# Given request
Return every line of the material below without any change.

# Exercise data
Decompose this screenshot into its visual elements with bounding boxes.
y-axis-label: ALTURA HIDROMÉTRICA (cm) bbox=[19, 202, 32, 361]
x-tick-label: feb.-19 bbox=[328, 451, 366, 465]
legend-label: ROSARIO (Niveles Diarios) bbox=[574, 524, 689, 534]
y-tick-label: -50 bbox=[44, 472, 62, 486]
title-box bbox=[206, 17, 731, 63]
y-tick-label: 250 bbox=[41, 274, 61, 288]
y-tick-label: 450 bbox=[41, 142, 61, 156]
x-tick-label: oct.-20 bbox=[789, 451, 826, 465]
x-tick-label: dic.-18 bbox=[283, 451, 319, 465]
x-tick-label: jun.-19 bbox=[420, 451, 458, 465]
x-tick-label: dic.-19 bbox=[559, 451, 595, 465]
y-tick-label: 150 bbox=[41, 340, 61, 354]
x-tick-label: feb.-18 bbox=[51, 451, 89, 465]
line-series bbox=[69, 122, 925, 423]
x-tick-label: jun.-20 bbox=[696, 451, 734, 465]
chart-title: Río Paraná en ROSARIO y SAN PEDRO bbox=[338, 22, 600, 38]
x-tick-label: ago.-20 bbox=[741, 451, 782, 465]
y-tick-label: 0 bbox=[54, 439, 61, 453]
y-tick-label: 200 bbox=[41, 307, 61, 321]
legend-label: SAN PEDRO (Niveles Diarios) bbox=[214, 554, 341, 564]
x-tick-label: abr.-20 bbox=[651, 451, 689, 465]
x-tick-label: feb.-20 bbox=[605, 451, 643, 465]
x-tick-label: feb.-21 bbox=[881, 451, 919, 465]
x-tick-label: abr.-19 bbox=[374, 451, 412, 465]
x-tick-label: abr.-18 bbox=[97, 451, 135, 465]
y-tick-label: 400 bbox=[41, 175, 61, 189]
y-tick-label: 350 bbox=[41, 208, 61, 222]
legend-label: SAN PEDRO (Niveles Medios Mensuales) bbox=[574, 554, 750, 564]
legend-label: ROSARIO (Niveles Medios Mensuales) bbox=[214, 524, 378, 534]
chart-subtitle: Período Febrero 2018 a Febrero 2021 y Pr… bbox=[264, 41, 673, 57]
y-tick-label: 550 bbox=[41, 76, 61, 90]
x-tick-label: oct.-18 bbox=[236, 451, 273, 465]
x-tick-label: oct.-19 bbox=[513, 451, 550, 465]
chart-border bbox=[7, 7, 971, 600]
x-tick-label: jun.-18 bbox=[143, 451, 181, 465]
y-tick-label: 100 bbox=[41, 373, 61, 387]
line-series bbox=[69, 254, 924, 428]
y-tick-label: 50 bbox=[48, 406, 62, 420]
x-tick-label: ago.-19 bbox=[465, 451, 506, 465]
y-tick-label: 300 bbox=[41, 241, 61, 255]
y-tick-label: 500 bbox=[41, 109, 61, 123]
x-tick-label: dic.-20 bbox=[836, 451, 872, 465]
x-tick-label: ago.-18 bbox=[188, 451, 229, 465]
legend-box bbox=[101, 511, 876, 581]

# Task solution
Decompose this screenshot into its visual elements with bounding boxes.
y-axis-label: ALTURA HIDROMÉTRICA (cm) bbox=[19, 202, 32, 361]
x-tick-label: feb.-19 bbox=[328, 451, 366, 465]
legend-label: ROSARIO (Niveles Diarios) bbox=[574, 524, 689, 534]
y-tick-label: -50 bbox=[44, 472, 62, 486]
title-box bbox=[206, 17, 731, 63]
y-tick-label: 250 bbox=[41, 274, 61, 288]
y-tick-label: 450 bbox=[41, 142, 61, 156]
x-tick-label: oct.-20 bbox=[789, 451, 826, 465]
x-tick-label: dic.-18 bbox=[283, 451, 319, 465]
x-tick-label: jun.-19 bbox=[420, 451, 458, 465]
x-tick-label: dic.-19 bbox=[559, 451, 595, 465]
y-tick-label: 150 bbox=[41, 340, 61, 354]
x-tick-label: feb.-18 bbox=[51, 451, 89, 465]
line-series bbox=[69, 122, 925, 423]
x-tick-label: jun.-20 bbox=[696, 451, 734, 465]
chart-title: Río Paraná en ROSARIO y SAN PEDRO bbox=[338, 22, 600, 38]
x-tick-label: ago.-20 bbox=[741, 451, 782, 465]
y-tick-label: 0 bbox=[54, 439, 61, 453]
y-tick-label: 200 bbox=[41, 307, 61, 321]
legend-label: SAN PEDRO (Niveles Diarios) bbox=[214, 554, 341, 564]
x-tick-label: abr.-20 bbox=[651, 451, 689, 465]
x-tick-label: feb.-20 bbox=[605, 451, 643, 465]
x-tick-label: feb.-21 bbox=[881, 451, 919, 465]
x-tick-label: abr.-19 bbox=[374, 451, 412, 465]
x-tick-label: abr.-18 bbox=[97, 451, 135, 465]
y-tick-label: 400 bbox=[41, 175, 61, 189]
y-tick-label: 350 bbox=[41, 208, 61, 222]
legend-label: SAN PEDRO (Niveles Medios Mensuales) bbox=[574, 554, 750, 564]
legend-label: ROSARIO (Niveles Medios Mensuales) bbox=[214, 524, 378, 534]
chart-subtitle: Período Febrero 2018 a Febrero 2021 y Pr… bbox=[264, 41, 673, 57]
y-tick-label: 550 bbox=[41, 76, 61, 90]
x-tick-label: oct.-18 bbox=[236, 451, 273, 465]
x-tick-label: oct.-19 bbox=[513, 451, 550, 465]
chart-border bbox=[7, 7, 971, 600]
x-tick-label: jun.-18 bbox=[143, 451, 181, 465]
y-tick-label: 100 bbox=[41, 373, 61, 387]
line-series bbox=[69, 254, 924, 428]
y-tick-label: 50 bbox=[48, 406, 62, 420]
x-tick-label: ago.-19 bbox=[465, 451, 506, 465]
y-tick-label: 300 bbox=[41, 241, 61, 255]
y-tick-label: 500 bbox=[41, 109, 61, 123]
x-tick-label: dic.-20 bbox=[836, 451, 872, 465]
x-tick-label: ago.-18 bbox=[188, 451, 229, 465]
legend-box bbox=[101, 511, 876, 581]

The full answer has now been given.